• **Directions**: Go through the material below and copy all lines with "name".

Part of a data file
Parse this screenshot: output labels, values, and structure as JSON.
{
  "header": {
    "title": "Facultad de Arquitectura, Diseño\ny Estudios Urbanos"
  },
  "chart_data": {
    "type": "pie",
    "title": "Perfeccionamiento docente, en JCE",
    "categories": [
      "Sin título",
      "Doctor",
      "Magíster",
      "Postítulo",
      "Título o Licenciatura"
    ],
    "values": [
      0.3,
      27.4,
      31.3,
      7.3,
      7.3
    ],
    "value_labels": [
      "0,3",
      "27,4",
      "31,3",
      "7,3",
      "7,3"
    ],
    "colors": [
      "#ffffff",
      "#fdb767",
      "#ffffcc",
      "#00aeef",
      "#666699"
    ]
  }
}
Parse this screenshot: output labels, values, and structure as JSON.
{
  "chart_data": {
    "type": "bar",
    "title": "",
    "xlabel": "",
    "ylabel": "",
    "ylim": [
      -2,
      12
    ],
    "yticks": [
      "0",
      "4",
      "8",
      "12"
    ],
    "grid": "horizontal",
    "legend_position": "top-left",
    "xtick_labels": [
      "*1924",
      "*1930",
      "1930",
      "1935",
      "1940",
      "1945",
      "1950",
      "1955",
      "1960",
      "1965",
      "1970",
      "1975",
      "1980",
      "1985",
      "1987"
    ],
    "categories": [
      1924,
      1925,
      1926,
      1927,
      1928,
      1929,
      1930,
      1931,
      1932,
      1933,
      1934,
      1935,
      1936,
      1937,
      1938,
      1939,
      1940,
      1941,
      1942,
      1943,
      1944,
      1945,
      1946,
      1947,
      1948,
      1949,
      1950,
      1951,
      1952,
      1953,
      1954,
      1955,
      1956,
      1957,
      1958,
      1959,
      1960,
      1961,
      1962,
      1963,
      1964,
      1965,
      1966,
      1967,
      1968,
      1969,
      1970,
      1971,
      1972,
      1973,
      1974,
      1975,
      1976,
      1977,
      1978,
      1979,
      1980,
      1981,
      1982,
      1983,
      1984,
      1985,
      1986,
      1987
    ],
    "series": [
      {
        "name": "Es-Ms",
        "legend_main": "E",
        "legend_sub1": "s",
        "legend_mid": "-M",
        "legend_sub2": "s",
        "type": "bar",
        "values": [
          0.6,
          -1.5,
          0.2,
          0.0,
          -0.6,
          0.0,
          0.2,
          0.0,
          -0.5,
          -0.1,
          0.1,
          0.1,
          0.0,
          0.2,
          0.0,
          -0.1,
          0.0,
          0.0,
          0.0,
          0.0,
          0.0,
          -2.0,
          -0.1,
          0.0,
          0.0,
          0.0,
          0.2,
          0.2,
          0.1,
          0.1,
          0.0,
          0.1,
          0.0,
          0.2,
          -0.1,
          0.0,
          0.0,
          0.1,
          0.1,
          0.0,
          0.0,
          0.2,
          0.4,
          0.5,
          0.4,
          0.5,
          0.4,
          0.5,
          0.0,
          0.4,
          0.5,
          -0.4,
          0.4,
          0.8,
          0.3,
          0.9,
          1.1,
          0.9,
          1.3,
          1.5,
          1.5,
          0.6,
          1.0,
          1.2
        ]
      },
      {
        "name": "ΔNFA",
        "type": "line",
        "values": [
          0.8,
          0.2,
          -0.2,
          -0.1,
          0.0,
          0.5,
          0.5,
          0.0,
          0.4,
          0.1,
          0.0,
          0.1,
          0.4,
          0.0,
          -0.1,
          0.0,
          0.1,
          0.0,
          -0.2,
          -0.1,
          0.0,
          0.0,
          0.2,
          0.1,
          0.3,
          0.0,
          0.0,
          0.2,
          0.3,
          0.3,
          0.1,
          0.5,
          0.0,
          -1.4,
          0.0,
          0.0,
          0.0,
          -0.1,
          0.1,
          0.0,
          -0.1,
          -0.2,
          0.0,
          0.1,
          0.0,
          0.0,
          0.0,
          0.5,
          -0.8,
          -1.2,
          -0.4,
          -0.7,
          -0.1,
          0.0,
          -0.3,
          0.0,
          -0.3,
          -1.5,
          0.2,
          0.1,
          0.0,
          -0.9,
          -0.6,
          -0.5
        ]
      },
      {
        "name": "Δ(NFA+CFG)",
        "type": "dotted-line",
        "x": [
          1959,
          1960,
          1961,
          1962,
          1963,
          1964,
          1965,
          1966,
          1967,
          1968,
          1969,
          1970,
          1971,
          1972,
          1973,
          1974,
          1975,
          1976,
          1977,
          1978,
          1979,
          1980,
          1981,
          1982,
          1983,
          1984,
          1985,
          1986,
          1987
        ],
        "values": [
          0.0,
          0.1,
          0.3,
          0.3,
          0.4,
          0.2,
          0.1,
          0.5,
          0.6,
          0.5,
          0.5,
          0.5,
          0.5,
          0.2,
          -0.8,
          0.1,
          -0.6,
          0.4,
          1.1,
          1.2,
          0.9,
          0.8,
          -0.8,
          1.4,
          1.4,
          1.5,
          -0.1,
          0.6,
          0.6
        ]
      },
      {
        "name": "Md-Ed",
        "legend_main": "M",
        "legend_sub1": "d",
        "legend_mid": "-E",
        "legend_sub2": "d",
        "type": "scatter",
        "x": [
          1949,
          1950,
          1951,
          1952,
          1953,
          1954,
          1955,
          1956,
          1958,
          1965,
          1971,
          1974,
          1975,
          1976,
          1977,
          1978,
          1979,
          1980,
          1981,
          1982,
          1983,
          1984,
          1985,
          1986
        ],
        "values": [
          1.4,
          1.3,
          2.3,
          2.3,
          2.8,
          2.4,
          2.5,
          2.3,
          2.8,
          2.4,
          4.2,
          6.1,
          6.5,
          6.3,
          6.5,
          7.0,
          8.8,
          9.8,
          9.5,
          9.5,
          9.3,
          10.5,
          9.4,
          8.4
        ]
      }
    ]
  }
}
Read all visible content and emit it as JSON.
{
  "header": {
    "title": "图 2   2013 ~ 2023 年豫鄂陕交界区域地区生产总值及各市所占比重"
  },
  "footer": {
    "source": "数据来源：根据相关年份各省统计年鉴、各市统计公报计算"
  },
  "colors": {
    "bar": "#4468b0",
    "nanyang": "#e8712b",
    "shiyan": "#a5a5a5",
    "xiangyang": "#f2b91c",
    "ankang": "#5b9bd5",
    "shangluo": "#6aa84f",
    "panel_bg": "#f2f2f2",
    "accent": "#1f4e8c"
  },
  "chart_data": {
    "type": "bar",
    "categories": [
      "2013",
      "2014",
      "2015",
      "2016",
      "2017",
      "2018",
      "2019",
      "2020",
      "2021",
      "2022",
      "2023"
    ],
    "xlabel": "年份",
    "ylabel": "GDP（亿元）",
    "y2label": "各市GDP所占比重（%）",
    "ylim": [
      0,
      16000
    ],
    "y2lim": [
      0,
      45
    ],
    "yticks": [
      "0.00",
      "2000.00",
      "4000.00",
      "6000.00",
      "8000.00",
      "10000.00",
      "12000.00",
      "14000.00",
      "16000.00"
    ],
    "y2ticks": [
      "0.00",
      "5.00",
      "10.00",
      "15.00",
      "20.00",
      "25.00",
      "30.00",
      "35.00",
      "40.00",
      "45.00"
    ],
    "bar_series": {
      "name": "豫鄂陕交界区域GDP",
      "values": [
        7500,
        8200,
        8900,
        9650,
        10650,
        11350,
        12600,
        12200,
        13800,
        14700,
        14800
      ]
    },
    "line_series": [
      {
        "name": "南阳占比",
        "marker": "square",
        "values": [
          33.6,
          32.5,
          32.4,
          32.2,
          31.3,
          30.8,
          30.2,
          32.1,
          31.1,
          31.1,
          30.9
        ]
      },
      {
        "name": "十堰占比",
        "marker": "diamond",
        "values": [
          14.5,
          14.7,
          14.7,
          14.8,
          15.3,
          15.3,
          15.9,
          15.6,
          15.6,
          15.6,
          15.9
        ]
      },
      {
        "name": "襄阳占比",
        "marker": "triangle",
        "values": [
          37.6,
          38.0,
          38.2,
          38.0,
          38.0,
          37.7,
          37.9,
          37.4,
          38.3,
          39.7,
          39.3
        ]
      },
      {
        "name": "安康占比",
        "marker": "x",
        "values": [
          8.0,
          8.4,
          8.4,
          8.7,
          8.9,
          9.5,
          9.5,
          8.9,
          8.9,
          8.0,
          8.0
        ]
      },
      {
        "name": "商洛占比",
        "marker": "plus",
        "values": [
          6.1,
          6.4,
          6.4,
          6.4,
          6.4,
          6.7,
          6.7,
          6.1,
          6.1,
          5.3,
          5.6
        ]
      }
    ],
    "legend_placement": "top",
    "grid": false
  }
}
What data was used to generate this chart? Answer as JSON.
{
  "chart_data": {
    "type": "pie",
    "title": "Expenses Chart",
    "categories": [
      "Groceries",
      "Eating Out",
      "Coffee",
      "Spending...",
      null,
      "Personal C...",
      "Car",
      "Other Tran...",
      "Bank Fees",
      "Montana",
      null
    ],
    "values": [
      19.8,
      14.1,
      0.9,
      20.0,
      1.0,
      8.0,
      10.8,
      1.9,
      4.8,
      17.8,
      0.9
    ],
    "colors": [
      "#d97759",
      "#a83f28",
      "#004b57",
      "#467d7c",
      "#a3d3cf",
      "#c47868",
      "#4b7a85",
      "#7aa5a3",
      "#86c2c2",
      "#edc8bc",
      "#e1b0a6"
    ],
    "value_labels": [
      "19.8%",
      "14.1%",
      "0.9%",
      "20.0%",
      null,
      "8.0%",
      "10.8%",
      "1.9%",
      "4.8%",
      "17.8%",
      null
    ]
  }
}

• **Expected answer**:
        "name": "Es-Ms",
        "name": "ΔNFA",
        "name": "Δ(NFA+CFG)",
        "name": "Md-Ed",
      "name": "豫鄂陕交界区域GDP",
        "name": "南阳占比",
        "name": "十堰占比",
        "name": "襄阳占比",
        "name": "安康占比",
        "name": "商洛占比",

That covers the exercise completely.